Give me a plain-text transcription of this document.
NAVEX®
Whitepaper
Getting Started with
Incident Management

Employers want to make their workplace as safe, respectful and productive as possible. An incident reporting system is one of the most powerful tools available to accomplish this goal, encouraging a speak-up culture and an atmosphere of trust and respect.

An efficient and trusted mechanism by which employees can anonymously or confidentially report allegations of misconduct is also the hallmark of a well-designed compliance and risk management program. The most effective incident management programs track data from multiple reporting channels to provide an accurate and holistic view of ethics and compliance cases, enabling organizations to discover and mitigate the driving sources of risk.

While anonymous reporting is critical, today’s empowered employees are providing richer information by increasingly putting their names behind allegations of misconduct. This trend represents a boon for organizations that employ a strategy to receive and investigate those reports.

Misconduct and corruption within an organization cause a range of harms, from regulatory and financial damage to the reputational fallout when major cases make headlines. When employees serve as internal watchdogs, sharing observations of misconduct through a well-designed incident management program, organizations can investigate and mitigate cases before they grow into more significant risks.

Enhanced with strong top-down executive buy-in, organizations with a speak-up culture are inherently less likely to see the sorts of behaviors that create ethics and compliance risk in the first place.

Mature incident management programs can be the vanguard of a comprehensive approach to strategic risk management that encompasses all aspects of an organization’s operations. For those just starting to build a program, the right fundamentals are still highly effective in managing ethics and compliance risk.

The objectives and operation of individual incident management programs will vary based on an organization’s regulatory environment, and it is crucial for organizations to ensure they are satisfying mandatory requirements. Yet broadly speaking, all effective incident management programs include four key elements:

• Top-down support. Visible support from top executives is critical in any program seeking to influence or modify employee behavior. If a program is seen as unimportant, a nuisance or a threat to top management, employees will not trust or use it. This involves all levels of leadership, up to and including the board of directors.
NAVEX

..........

▶ _Exercise_: Search the data above for the string "regulatory" and return every line that has it.

▶ _Right answer_:
Misconduct and corruption within an organization cause a range of harms, from regulatory and financial damage to the reputational fallout when major cases make headlines. When employees serve as internal watchdogs, sharing observations of misconduct through a well-designed incident management program, organizations can investigate and mitigate cases before they grow into more significant risks.
The objectives and operation of individual incident management programs will vary based on an organization’s regulatory environment, and it is crucial for organizations to ensure they are satisfying mandatory requirements. Yet broadly speaking, all effective incident management programs include four key elements:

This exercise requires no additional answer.